> **Exercise directions**
Every line with the string "Threshold" should be gathered.

— start Data entries —

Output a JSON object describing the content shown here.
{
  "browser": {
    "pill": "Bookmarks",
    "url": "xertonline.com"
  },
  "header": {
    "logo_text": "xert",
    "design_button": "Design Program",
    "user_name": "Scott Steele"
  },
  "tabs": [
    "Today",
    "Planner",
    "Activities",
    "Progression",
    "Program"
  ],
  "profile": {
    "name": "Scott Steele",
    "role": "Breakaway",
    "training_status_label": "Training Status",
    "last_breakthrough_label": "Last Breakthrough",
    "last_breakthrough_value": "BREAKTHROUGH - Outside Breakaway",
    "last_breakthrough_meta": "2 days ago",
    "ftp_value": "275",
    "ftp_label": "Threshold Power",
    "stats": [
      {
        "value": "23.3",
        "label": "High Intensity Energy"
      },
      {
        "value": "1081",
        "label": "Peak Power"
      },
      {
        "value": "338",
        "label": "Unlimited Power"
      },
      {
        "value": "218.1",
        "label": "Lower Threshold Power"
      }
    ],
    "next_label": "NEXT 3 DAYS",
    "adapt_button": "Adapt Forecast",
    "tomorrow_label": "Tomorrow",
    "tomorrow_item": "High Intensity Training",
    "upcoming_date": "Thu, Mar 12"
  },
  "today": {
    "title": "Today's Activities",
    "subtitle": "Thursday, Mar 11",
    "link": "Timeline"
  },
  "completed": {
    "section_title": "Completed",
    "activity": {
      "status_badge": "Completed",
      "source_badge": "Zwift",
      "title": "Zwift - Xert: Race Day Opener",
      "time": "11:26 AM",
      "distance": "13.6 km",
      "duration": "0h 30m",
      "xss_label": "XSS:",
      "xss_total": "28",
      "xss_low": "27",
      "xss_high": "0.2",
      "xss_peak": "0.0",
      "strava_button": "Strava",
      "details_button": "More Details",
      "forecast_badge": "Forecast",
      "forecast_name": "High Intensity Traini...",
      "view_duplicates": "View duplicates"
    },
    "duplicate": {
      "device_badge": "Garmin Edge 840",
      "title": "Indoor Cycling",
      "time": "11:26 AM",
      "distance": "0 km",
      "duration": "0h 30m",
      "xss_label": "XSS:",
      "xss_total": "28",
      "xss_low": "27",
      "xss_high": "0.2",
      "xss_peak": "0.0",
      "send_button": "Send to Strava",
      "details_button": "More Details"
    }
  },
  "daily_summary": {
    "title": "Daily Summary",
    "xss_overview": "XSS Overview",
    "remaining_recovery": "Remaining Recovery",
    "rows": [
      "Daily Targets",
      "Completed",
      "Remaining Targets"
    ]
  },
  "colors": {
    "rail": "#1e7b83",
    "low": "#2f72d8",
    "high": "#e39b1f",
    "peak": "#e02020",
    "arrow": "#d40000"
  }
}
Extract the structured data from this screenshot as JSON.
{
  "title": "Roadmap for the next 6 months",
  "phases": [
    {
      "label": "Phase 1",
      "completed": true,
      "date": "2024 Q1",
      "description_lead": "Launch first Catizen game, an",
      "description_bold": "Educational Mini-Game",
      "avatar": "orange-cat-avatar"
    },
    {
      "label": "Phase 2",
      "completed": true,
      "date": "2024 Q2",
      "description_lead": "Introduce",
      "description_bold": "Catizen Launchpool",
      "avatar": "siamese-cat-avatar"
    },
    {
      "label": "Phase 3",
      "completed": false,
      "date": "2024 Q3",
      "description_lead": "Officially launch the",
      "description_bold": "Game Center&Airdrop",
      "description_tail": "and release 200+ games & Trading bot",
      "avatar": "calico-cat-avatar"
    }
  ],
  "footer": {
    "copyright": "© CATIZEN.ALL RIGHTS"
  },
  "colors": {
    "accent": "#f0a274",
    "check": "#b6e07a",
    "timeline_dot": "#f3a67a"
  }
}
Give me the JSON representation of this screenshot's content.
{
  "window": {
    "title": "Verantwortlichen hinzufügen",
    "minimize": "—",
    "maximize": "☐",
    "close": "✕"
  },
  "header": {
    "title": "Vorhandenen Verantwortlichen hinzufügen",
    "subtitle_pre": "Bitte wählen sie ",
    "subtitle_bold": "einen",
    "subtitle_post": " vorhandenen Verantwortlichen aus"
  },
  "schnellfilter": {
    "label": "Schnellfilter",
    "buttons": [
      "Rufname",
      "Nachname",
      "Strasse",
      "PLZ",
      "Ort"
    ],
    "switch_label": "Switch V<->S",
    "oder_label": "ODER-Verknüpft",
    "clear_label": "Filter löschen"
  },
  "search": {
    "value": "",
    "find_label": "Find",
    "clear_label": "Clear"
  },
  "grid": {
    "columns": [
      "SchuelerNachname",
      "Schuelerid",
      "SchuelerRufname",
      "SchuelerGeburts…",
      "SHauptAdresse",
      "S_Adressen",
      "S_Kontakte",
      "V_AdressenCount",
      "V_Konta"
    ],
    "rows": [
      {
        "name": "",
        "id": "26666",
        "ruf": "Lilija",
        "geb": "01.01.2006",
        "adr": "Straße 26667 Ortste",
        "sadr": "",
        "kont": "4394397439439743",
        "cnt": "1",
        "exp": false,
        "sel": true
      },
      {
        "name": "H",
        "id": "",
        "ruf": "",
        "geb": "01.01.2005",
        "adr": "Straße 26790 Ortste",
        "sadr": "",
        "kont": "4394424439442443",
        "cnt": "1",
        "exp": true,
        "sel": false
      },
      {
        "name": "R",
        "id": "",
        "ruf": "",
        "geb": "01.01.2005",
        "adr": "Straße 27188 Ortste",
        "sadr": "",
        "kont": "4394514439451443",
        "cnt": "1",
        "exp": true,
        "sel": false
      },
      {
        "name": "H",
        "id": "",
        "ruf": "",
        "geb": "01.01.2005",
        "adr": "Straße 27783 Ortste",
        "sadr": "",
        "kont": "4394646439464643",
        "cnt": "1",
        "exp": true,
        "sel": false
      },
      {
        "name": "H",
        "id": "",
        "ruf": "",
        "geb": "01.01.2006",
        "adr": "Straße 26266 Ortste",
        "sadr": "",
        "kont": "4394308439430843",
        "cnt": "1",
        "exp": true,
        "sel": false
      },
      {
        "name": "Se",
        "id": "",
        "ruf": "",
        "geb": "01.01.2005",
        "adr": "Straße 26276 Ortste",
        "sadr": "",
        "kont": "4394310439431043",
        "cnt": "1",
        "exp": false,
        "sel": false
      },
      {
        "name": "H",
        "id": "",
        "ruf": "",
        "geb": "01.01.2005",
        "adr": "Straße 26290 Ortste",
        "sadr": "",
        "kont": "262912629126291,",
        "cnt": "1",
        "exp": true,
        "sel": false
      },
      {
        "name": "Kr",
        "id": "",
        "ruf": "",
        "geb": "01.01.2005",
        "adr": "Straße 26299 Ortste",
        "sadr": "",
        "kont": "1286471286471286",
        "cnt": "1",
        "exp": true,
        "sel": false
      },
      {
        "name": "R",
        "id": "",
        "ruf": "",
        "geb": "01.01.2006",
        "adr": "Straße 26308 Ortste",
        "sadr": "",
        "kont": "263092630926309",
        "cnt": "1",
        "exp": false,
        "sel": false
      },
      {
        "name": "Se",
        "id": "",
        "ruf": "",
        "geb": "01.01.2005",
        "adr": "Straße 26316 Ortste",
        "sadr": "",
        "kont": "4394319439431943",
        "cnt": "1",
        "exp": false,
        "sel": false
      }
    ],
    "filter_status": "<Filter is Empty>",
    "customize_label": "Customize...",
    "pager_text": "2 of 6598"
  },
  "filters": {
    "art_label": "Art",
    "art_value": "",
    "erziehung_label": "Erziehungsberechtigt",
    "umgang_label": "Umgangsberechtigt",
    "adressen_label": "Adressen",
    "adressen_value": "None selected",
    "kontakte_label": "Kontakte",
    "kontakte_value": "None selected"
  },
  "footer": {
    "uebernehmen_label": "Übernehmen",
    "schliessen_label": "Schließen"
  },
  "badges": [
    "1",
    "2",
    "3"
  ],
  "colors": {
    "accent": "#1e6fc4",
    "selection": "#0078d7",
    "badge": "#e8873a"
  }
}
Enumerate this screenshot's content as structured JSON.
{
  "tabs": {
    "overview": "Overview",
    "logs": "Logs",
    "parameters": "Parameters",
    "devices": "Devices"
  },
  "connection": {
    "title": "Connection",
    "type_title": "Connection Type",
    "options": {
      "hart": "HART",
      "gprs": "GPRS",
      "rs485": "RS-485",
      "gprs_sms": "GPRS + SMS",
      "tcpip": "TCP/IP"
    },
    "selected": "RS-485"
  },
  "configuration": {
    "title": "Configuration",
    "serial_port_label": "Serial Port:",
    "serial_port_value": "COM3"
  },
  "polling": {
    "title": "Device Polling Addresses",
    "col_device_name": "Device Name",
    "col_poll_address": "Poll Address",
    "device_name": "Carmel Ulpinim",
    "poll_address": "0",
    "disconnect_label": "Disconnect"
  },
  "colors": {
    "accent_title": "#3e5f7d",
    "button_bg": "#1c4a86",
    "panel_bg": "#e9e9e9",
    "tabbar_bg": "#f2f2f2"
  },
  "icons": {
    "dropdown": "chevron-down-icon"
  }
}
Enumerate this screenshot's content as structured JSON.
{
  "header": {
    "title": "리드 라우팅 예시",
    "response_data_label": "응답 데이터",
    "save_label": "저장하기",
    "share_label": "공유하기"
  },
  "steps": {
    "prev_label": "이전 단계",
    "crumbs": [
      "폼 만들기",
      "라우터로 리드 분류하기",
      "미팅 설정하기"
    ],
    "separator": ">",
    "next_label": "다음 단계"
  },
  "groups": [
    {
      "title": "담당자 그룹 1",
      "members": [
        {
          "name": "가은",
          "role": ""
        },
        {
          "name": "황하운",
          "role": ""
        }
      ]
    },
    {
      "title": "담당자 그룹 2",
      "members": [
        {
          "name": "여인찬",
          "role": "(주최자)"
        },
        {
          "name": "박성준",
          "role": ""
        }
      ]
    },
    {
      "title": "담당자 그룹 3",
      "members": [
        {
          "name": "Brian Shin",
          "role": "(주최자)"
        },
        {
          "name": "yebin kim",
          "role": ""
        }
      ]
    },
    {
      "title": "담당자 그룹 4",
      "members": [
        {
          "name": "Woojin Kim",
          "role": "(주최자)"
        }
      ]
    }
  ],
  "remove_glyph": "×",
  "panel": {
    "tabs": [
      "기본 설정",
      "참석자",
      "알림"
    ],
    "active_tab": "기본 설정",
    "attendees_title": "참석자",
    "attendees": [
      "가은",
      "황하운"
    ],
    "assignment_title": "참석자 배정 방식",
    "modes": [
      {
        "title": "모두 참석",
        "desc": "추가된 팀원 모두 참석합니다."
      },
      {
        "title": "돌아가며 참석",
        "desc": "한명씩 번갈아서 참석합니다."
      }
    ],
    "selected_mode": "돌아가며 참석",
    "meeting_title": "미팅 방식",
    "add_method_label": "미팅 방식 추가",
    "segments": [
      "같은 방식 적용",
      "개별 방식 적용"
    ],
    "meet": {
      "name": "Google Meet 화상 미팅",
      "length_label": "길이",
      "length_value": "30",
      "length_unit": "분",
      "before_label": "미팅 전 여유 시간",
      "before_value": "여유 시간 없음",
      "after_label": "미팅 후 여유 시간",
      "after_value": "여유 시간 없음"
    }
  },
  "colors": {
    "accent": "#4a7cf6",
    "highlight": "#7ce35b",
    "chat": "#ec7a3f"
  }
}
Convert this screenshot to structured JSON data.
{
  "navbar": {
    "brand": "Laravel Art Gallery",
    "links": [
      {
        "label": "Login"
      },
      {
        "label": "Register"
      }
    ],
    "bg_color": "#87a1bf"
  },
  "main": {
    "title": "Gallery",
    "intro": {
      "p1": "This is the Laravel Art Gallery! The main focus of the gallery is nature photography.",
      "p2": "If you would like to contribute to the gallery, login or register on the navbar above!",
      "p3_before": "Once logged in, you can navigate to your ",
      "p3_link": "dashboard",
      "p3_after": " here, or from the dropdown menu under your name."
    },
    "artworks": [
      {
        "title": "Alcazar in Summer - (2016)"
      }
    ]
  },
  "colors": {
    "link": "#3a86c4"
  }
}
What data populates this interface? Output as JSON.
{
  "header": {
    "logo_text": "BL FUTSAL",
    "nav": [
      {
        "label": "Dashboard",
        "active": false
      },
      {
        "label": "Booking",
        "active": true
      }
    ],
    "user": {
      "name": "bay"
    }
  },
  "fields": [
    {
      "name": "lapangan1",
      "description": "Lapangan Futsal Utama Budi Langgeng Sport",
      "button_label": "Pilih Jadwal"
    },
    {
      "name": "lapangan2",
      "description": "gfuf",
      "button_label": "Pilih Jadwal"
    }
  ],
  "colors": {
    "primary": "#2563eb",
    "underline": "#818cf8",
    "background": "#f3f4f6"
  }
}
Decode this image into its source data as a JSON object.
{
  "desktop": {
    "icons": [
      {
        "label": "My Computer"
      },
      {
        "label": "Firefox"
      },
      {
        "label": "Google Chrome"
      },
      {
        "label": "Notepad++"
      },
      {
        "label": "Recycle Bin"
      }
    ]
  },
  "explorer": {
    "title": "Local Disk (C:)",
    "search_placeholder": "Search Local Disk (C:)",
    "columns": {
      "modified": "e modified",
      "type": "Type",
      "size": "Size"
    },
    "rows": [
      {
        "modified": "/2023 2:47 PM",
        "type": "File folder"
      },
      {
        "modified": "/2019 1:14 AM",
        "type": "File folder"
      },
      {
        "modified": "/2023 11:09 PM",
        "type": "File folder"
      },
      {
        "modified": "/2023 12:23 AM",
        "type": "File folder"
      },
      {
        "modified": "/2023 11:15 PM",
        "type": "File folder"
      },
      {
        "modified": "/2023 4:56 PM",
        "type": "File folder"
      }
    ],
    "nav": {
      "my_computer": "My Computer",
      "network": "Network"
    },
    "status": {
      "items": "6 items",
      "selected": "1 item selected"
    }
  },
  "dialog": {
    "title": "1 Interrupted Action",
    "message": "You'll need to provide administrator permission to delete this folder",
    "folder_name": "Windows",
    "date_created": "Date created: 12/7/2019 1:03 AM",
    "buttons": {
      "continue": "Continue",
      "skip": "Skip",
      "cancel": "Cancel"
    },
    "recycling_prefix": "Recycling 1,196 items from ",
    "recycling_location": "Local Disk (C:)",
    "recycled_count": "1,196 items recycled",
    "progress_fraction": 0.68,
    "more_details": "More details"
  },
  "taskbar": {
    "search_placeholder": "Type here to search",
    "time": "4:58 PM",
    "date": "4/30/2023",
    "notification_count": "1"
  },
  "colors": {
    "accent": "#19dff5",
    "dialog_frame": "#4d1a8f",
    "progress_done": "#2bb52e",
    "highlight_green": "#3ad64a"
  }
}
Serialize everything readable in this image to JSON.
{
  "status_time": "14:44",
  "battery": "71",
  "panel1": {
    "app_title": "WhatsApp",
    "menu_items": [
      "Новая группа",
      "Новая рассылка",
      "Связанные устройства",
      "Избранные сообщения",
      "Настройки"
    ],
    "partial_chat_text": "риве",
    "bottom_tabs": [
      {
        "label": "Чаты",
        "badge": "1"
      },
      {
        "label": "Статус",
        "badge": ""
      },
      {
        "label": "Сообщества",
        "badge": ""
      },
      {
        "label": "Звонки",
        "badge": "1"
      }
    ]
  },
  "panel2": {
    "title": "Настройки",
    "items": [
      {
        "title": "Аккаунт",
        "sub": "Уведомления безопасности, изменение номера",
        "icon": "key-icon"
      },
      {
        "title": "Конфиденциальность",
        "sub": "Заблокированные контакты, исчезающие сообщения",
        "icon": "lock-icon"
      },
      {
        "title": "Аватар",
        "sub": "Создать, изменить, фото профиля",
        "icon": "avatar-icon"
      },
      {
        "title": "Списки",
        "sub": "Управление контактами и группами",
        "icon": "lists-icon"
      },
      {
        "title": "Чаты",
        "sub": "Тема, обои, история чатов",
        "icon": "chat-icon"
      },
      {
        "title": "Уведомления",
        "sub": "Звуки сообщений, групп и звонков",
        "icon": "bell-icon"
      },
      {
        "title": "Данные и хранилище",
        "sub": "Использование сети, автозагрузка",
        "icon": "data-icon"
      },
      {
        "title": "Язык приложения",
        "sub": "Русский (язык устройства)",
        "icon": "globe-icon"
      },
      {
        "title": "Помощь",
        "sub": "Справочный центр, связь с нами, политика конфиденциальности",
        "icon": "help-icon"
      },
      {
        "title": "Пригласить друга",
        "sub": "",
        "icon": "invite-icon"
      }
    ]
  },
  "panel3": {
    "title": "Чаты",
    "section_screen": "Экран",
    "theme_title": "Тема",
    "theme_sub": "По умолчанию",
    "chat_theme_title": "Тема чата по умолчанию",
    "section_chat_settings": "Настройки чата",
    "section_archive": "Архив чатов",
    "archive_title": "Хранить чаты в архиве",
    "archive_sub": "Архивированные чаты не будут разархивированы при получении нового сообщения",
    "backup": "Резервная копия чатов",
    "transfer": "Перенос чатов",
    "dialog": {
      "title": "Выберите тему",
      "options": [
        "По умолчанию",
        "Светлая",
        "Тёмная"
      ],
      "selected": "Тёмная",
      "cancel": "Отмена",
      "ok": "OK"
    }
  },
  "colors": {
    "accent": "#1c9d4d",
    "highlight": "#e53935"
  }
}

— end Data entries —

> **Exercise answer**
    "ftp_label": "Threshold Power",
        "label": "Lower Threshold Power"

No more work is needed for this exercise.